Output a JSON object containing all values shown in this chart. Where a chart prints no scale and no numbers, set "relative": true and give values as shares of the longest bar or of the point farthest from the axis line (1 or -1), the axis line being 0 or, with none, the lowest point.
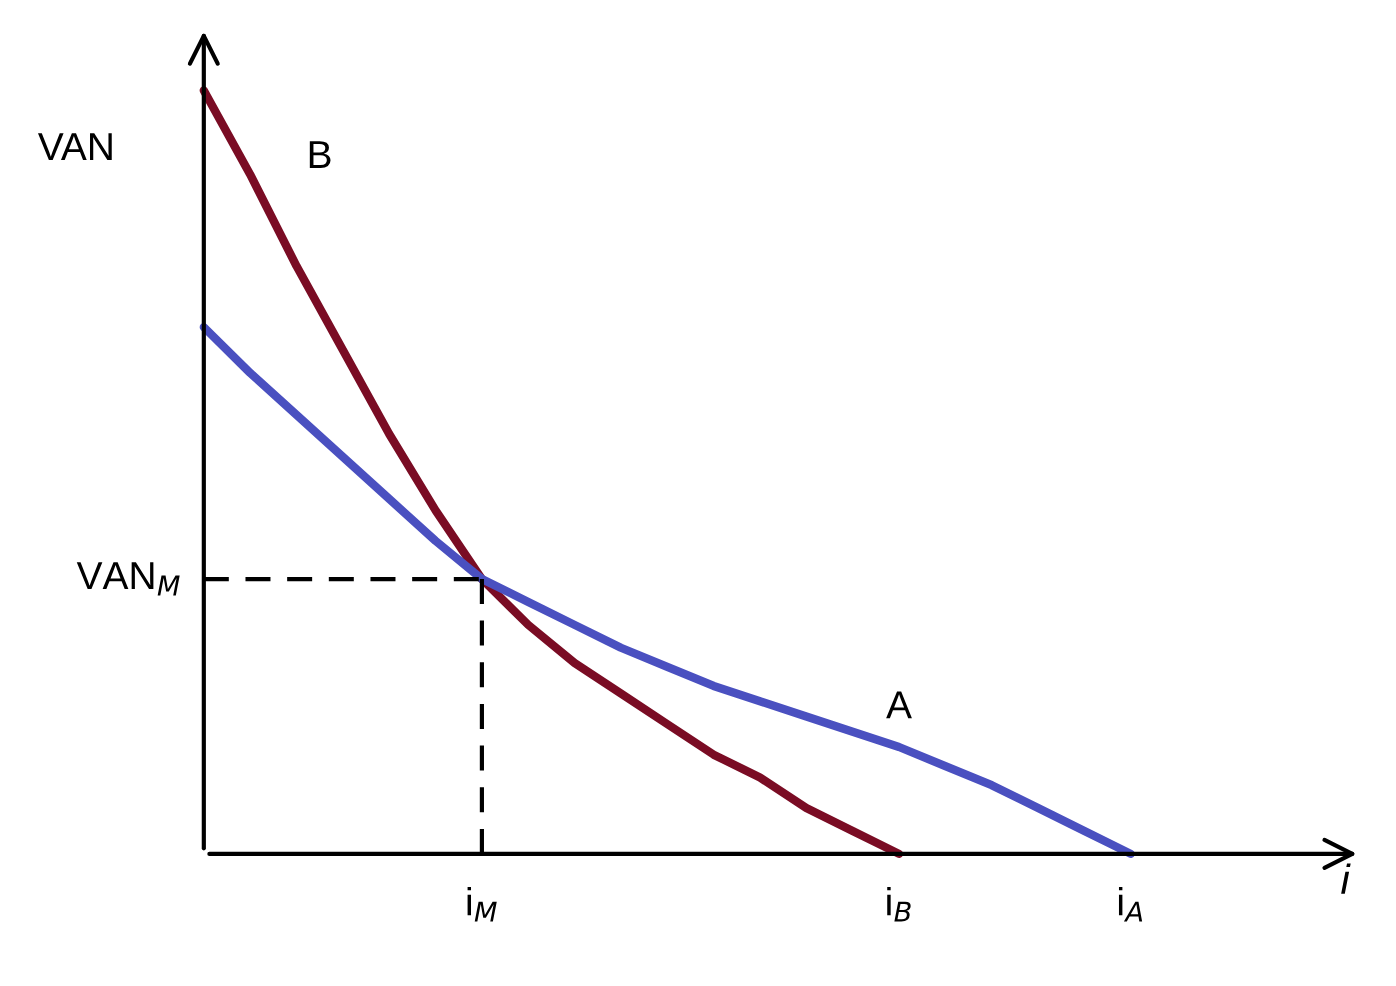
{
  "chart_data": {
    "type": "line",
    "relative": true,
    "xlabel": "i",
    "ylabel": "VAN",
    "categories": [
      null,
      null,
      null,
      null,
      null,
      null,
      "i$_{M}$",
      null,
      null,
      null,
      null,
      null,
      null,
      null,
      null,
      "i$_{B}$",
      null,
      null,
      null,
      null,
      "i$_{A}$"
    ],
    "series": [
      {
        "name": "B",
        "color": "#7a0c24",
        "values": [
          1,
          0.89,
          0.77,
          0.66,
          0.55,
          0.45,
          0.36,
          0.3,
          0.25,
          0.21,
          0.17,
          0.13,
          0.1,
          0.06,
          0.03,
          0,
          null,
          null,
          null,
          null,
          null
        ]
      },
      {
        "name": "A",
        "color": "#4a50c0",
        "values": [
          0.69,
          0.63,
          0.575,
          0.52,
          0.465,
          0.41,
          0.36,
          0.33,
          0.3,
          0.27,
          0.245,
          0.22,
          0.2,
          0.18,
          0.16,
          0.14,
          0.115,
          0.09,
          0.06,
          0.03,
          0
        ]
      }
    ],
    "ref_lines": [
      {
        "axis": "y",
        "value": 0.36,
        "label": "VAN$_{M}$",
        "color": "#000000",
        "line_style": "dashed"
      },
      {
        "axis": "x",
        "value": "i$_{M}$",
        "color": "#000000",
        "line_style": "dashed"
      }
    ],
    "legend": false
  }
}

··········

• _To do_:
Return each line exactly as written. Any picture gets left out.

• _The answer_:
Output a JSON object containing all values shown in this chart. Where a chart prints no scale and no numbers, set "relative": true and give values as shares of the longest bar or of the point farthest from the axis line (1 or -1), the axis line being 0 or, with none, the lowest point.
{
  "chart_data": {
    "type": "line",
    "relative": true,
    "xlabel": "i",
    "ylabel": "VAN",
    "categories": [
      null,
      null,
      null,
      null,
      null,
      null,
      "i$_{M}$",
      null,
      null,
      null,
      null,
      null,
      null,
      null,
      null,
      "i$_{B}$",
      null,
      null,
      null,
      null,
      "i$_{A}$"
    ],
    "series": [
      {
        "name": "B",
        "color": "#7a0c24",
        "values": [
          1,
          0.89,
          0.77,
          0.66,
          0.55,
          0.45,
          0.36,
          0.3,
          0.25,
          0.21,
          0.17,
          0.13,
          0.1,
          0.06,
          0.03,
          0,
          null,
          null,
          null,
          null,
          null
        ]
      },
      {
        "name": "A",
        "color": "#4a50c0",
        "values": [
          0.69,
          0.63,
          0.575,
          0.52,
          0.465,
          0.41,
          0.36,
          0.33,
          0.3,
          0.27,
          0.245,
          0.22,
          0.2,
          0.18,
          0.16,
          0.14,
          0.115,
          0.09,
          0.06,
          0.03,
          0
        ]
      }
    ],
    "ref_lines": [
      {
        "axis": "y",
        "value": 0.36,
        "label": "VAN$_{M}$",
        "color": "#000000",
        "line_style": "dashed"
      },
      {
        "axis": "x",
        "value": "i$_{M}$",
        "color": "#000000",
        "line_style": "dashed"
      }
    ],
    "legend": false
  }
}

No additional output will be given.